● YOUR GOAL
Leave out the pictures and copy everything else below exactly.

--------------------------------------------------

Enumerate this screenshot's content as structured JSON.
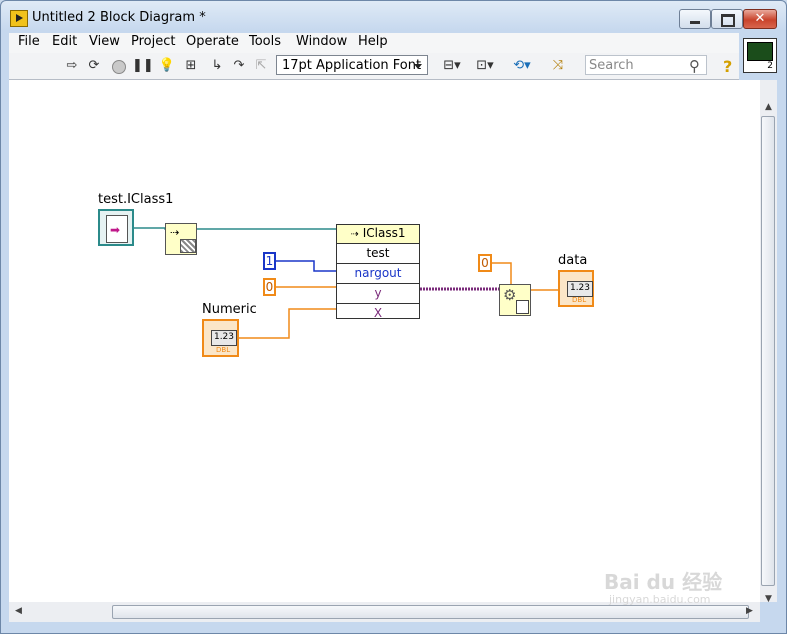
{
  "window": {
    "title": "Untitled 2 Block Diagram *",
    "close_glyph": "✕"
  },
  "menu": [
    "File",
    "Edit",
    "View",
    "Project",
    "Operate",
    "Tools",
    "Window",
    "Help"
  ],
  "toolbar": {
    "font_selector": "17pt Application Font",
    "search_placeholder": "Search",
    "help_glyph": "?"
  },
  "vi_icon": {
    "number": "2"
  },
  "diagram": {
    "class_constant_label": "test.IClass1",
    "property_node": {
      "title": "IClass1",
      "rows": [
        "test",
        "nargout",
        "y",
        "X"
      ]
    },
    "const_nargout": "1",
    "const_y": "0",
    "const_index": "0",
    "numeric_label": "Numeric",
    "numeric_value": "1.23",
    "numeric_type": "DBL",
    "data_label": "data",
    "data_value": "1.23",
    "data_type": "DBL",
    "colors": {
      "class_wire": "#2b8a8a",
      "int_wire": "#1a36c8",
      "dbl_wire": "#f08a18",
      "variant_wire": "#7a2a7a"
    }
  },
  "watermark": {
    "main": "Bai du 经验",
    "sub": "jingyan.baidu.com"
  }
}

--------------------------------------------------

● COMPLETE ANSWER
Enumerate this screenshot's content as structured JSON.
{
  "window": {
    "title": "Untitled 2 Block Diagram *",
    "close_glyph": "✕"
  },
  "menu": [
    "File",
    "Edit",
    "View",
    "Project",
    "Operate",
    "Tools",
    "Window",
    "Help"
  ],
  "toolbar": {
    "font_selector": "17pt Application Font",
    "search_placeholder": "Search",
    "help_glyph": "?"
  },
  "vi_icon": {
    "number": "2"
  },
  "diagram": {
    "class_constant_label": "test.IClass1",
    "property_node": {
      "title": "IClass1",
      "rows": [
        "test",
        "nargout",
        "y",
        "X"
      ]
    },
    "const_nargout": "1",
    "const_y": "0",
    "const_index": "0",
    "numeric_label": "Numeric",
    "numeric_value": "1.23",
    "numeric_type": "DBL",
    "data_label": "data",
    "data_value": "1.23",
    "data_type": "DBL",
    "colors": {
      "class_wire": "#2b8a8a",
      "int_wire": "#1a36c8",
      "dbl_wire": "#f08a18",
      "variant_wire": "#7a2a7a"
    }
  },
  "watermark": {
    "main": "Bai du 经验",
    "sub": "jingyan.baidu.com"
  }
}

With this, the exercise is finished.